Given text.
____________
Spontaneous symmetry breaking scalar field masses

[Milsomonk]

Homework Statement

Determine the mass of the scalars and show that one remains zero in accordance with goldstones theorem.

Homework Equations

$$L=\dfrac {1}{2} (\partial_\mu \phi_a)(\partial^\mu \phi_a)-\dfrac{1}{2} \mu^2 (\phi_a \phi_a) - \dfrac{1}{4} \lambda (\phi_a \phi_a)^2+ i\bar{\psi} \gamma^\mu \partial_\mu \psi -g\bar{\psi} (\phi_1 +i\gamma^5 \phi_2)\psi$$
I have chosen a vacuum solution that breaks the symmetry
$$\phi_1 = \sqrt{\dfrac{-\mu^2}{\lambda}}, \phi_2 =0$$

The Attempt at a Solution

So I know that I need to expand the fields around the minimum and then write the new lagrangian, then I should be able to read the mass from the hyperbolic terms, but I'm not sure how to carry out the expansion. Any advice would be much appreciated :)

 

[Orodruin]

How would you usually make an expansion of any function $f(\vec x)$ about some point $\vec x_0$?

 

[Milsomonk]

I'd use a Mclaurin series ordinarily, I think the fact that there are two field is the part that is confusing me, but since I'm picking my vacuum solution such that Phi_2 is zero can I simply expand Phi_1 and discard all terms with Phi_2? also I'm not too sure if I need to rewrite the whole lagrangian once I've done the expansion or if just the potential would suffice. Thanks for your response :)
____________
Extracted information.
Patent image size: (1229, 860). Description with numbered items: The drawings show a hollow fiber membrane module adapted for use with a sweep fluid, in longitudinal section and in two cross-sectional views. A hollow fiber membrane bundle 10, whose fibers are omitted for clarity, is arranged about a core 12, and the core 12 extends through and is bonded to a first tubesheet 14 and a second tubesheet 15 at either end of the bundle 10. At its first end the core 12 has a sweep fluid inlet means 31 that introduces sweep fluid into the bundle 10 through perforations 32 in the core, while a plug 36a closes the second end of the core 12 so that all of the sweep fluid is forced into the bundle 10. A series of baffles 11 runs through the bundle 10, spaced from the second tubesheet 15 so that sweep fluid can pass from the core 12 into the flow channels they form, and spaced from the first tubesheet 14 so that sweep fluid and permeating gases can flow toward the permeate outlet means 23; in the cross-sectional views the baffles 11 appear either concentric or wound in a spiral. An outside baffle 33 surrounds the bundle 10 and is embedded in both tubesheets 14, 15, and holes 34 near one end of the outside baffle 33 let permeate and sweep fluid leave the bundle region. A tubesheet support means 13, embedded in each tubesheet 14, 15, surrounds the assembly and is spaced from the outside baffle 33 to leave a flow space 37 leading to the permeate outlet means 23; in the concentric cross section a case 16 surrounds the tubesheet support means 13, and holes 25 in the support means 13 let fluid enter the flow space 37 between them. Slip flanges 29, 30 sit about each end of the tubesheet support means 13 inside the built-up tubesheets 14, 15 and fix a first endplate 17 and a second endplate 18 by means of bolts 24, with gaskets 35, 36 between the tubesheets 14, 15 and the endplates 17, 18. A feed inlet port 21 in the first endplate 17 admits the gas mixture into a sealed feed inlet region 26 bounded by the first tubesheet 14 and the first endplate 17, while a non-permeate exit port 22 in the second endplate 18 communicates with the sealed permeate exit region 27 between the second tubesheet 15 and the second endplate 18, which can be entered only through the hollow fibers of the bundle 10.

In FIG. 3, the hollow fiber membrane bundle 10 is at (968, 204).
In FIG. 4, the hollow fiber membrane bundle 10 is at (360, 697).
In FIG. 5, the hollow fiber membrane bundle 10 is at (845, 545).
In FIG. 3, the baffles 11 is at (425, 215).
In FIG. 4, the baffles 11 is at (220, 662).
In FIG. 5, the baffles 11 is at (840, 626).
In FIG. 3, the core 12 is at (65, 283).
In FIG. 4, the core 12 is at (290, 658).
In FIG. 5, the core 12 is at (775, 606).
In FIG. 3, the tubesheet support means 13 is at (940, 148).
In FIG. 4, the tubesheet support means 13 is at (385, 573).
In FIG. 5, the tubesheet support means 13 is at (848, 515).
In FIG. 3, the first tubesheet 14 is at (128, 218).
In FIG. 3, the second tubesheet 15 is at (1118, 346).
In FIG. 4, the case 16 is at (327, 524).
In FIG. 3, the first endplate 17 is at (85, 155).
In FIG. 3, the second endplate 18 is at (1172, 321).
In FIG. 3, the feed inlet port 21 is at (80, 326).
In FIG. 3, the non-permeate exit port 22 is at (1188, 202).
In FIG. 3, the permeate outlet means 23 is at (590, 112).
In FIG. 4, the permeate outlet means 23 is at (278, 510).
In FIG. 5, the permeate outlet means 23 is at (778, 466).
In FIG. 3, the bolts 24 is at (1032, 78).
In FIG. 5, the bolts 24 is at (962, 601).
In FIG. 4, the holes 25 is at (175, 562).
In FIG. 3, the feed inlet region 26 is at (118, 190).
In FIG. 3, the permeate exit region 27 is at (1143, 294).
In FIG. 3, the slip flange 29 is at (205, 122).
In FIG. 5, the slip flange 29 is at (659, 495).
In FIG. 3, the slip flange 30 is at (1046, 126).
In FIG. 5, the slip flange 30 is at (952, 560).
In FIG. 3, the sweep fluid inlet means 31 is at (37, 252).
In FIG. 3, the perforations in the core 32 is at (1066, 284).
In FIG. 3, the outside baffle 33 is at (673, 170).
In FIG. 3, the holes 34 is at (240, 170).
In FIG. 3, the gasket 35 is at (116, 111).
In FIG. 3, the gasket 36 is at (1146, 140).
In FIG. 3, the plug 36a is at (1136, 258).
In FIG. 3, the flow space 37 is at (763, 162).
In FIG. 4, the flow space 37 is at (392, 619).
____________
What to produce.
Answer these questions about the forum thread on spontaneous symmetry breaking:
1. According to the homework statement, what should remain zero in accordance with Goldstone's theorem?
2. What value does the chosen vacuum solution give to $\phi_2$?
3. In the reply, what does the person asking say is confusing them?

Output for this task.
1. The mass of one of the scalars.
2. Zero.
3. The fact that there are two fields.